> _Prompt_: Word for word, give the material below again, minus any images.
====
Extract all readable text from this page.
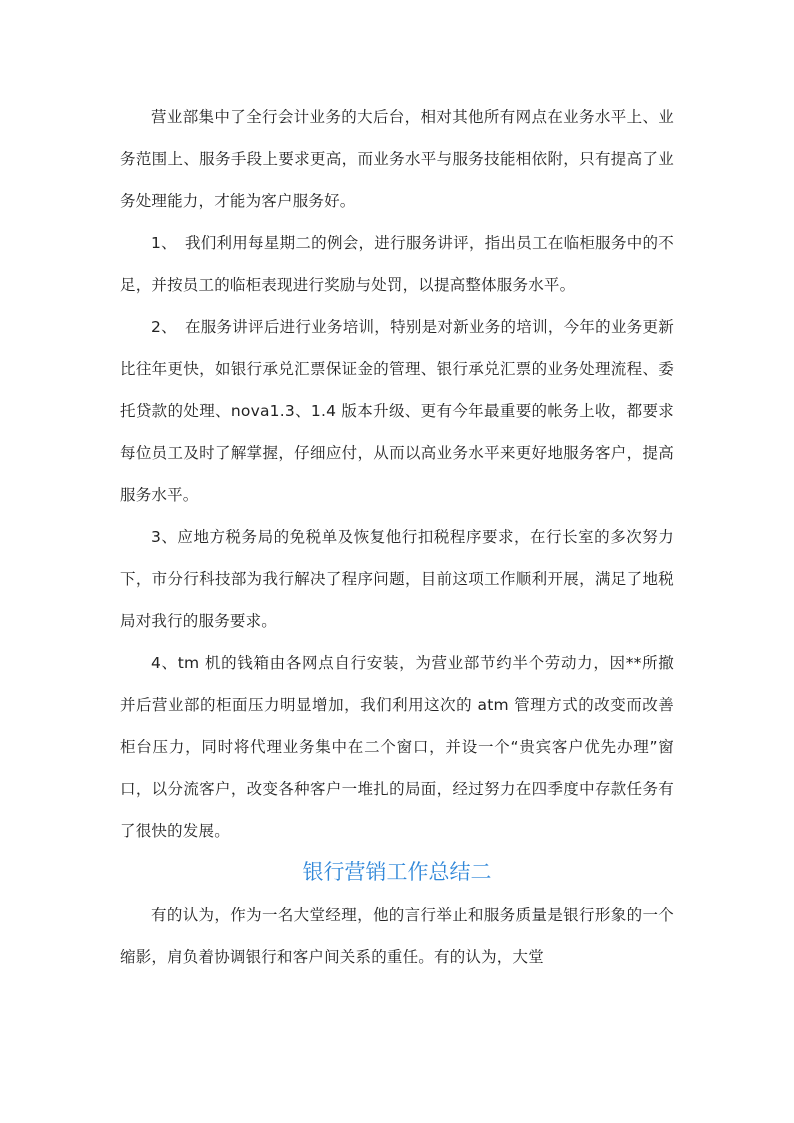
营业部集中了全行会计业务的大后台，相对其他所有网点在业务水平上、业务范围上、服务手段上要求更高，而业务水平与服务技能相依附，只有提高了业务处理能力，才能为客户服务好。

1、　我们利用每星期二的例会，进行服务讲评，指出员工在临柜服务中的不足，并按员工的临柜表现进行奖励与处罚，以提高整体服务水平。

2、　在服务讲评后进行业务培训，特别是对新业务的培训，今年的业务更新比往年更快，如银行承兑汇票保证金的管理、银行承兑汇票的业务处理流程、委托贷款的处理、nova1.3、1.4 版本升级、更有今年最重要的帐务上收，都要求每位员工及时了解掌握，仔细应付，从而以高业务水平来更好地服务客户，提高服务水平。

3、应地方税务局的免税单及恢复他行扣税程序要求，在行长室的多次努力下，市分行科技部为我行解决了程序问题，目前这项工作顺利开展，满足了地税局对我行的服务要求。

4、tm 机的钱箱由各网点自行安装，为营业部节约半个劳动力，因**所撤并后营业部的柜面压力明显增加，我们利用这次的 atm 管理方式的改变而改善柜台压力，同时将代理业务集中在二个窗口，并设一个“贵宾客户优先办理”窗口，以分流客户，改变各种客户一堆扎的局面，经过努力在四季度中存款任务有了很快的发展。

银行营销工作总结二

有的认为，作为一名大堂经理，他的言行举止和服务质量是银行形象的一个缩影，肩负着协调银行和客户间关系的重任。有的认为，大堂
====
> _Correct output_:
Extract all readable text from this page.
营业部集中了全行会计业务的大后台，相对其他所有网点在业务水平上、业务范围上、服务手段上要求更高，而业务水平与服务技能相依附，只有提高了业务处理能力，才能为客户服务好。

1、　我们利用每星期二的例会，进行服务讲评，指出员工在临柜服务中的不足，并按员工的临柜表现进行奖励与处罚，以提高整体服务水平。

2、　在服务讲评后进行业务培训，特别是对新业务的培训，今年的业务更新比往年更快，如银行承兑汇票保证金的管理、银行承兑汇票的业务处理流程、委托贷款的处理、nova1.3、1.4 版本升级、更有今年最重要的帐务上收，都要求每位员工及时了解掌握，仔细应付，从而以高业务水平来更好地服务客户，提高服务水平。

3、应地方税务局的免税单及恢复他行扣税程序要求，在行长室的多次努力下，市分行科技部为我行解决了程序问题，目前这项工作顺利开展，满足了地税局对我行的服务要求。

4、tm 机的钱箱由各网点自行安装，为营业部节约半个劳动力，因**所撤并后营业部的柜面压力明显增加，我们利用这次的 atm 管理方式的改变而改善柜台压力，同时将代理业务集中在二个窗口，并设一个“贵宾客户优先办理”窗口，以分流客户，改变各种客户一堆扎的局面，经过努力在四季度中存款任务有了很快的发展。

银行营销工作总结二

有的认为，作为一名大堂经理，他的言行举止和服务质量是银行形象的一个缩影，肩负着协调银行和客户间关系的重任。有的认为，大堂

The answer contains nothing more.